*List of tasks*
1) From the article on LightSquared and GPS interference, extract the passage that opens with the words containing "The U.S. Federal" and closes with "their devices used.", copying it word for word.
2) For each statement below, say yes or no to whether the article on LightSquared and GPS interference supports it, and quote the words that decide it. (a) The FCC will not let LightSquared operate its LTE network unless the company proves the interference problems are solved. (b) LightSquared says GPS vendors knew as far back as 2005 that a terrestrial mobile network would operate in frequencies their devices used. (c) Jeffrey Carlisle spoke to reporters at an in-person press event.

LightSquared may take legal action if it is denied permission to build its planned LTE network because of concerns over interference between that network and GPS, an executive said Monday.
The U.S. Federal Communications Commission (FCC) has said it won't allow LightSquared to operate the LTE network unless it can prove the interference problems have been solved. Many vendors and users of GPS (Global Positioning System) equipment have lobbied the FCC to keep LightSquared from running its LTE network in its assigned spectrum, which is close to that used by GPS devices.
GPS backers say such a network would degrade or block GPS service because its signals would be much more powerful than the satellite transmissions used for GPS. LightSquared says the problem was caused by GPS vendors that knew as far back as 2001 that there would be a terrestrial mobile network operating in frequencies their devices used.
The carrier is trying to work with the GPS industry to solve the problem, allowing the FCC to approve the network, said Jeffrey Carlisle, LightSquared's vice president of regulatory affairs and public policy. He spoke on a conference call with reporters Monday.

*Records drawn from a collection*
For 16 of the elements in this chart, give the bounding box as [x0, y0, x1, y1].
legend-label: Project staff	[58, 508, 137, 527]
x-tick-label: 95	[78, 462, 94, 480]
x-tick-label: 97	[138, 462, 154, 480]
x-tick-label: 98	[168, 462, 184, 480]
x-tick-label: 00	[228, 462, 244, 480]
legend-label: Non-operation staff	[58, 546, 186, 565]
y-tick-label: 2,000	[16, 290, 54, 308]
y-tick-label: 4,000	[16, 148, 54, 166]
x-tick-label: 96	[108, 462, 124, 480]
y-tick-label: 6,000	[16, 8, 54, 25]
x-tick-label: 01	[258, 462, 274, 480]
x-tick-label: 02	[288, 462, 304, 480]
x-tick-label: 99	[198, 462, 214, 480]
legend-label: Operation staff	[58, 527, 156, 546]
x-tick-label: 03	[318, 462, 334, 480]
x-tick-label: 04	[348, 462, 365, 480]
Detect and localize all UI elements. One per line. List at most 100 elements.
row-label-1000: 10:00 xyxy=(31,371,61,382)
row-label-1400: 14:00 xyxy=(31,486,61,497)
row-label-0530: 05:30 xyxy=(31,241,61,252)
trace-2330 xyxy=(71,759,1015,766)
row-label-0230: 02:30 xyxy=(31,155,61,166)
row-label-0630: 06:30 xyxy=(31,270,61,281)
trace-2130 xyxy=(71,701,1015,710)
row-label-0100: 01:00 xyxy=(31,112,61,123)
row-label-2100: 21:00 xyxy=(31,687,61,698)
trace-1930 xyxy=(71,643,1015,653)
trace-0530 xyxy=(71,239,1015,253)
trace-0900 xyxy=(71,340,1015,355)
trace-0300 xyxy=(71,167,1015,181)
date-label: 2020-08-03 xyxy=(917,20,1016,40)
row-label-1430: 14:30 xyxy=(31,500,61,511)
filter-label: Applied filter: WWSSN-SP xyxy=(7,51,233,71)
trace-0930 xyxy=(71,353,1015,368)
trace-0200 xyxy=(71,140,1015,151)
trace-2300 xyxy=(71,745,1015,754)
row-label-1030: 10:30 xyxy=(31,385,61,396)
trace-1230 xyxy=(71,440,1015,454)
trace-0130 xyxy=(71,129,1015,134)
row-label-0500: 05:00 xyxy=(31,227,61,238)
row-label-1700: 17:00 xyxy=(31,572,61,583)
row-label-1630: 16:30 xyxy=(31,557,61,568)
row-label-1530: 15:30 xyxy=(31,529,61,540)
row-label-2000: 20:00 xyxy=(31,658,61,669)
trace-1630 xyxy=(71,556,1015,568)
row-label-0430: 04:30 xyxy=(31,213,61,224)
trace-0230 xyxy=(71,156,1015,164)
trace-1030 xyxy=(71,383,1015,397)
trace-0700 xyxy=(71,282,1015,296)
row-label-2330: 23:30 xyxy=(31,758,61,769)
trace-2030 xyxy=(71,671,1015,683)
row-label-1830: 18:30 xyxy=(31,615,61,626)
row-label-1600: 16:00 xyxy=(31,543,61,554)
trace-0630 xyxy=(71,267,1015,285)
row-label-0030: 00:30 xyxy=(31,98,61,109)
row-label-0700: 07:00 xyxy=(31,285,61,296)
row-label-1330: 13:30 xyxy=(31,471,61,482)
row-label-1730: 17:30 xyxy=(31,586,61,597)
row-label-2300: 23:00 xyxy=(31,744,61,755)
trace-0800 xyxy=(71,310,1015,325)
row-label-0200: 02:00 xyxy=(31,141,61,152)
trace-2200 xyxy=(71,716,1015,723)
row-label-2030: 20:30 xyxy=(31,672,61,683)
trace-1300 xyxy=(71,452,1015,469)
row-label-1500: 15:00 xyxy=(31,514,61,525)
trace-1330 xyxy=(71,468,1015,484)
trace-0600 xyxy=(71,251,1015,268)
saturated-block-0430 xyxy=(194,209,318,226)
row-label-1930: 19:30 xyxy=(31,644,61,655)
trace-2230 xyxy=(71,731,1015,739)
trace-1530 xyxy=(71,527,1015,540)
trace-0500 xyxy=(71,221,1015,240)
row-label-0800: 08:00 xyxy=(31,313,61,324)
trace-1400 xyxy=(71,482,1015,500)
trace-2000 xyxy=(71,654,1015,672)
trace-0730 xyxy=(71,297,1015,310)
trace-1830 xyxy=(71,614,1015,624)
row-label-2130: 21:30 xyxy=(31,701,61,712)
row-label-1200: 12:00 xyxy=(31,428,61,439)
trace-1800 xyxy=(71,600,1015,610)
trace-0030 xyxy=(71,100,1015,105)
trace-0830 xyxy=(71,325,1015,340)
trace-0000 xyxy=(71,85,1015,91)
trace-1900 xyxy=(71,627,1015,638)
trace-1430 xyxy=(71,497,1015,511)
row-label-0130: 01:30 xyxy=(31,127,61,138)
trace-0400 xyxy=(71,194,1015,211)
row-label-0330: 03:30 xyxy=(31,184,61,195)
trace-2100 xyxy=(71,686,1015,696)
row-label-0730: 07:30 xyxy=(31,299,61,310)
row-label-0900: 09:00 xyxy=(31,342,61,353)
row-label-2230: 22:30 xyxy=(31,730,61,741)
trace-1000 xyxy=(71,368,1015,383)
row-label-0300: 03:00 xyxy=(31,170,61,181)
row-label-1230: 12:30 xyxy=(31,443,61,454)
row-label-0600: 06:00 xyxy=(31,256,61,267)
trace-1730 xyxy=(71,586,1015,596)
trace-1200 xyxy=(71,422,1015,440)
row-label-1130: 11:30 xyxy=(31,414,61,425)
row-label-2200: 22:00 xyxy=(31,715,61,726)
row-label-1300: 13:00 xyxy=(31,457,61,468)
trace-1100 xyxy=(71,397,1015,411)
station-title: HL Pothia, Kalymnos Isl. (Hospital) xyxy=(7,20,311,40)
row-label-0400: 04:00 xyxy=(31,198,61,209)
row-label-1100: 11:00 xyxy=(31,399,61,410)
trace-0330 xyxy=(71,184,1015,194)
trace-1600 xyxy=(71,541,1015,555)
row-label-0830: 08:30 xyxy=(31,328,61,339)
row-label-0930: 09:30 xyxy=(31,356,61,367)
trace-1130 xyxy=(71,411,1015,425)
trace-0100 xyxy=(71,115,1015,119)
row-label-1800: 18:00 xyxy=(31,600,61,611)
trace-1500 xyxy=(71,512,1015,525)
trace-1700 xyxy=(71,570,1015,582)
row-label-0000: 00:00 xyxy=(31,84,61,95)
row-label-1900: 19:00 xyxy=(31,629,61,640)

*Results for the exercise*
1)
The U.S. Federal Communications Commission (FCC) has said it won't allow LightSquared to operate the LTE network unless it can prove the interference problems have been solved. Many vendors and users of GPS (Global Positioning System) equipment have lobbied the FCC to keep LightSquared from running its LTE network in its assigned spectrum, which is close to that used by GPS devices.
GPS backers say such a network would degrade or block GPS service because its signals would be much more powerful than the satellite transmissions used for GPS. LightSquared says the problem was caused by GPS vendors that knew as far back as 2001 that there would be a terrestrial mobile network operating in frequencies their devices used.

2)
(a) Yes: "it won't allow LightSquared to operate the LTE network unless it can prove the interference problems have been solved"
(b) No: "GPS vendors that knew as far back as 2001 that there would be a terrestrial mobile network operating in frequencies their devices used"
(c) No: "He spoke on a conference call with reporters Monday."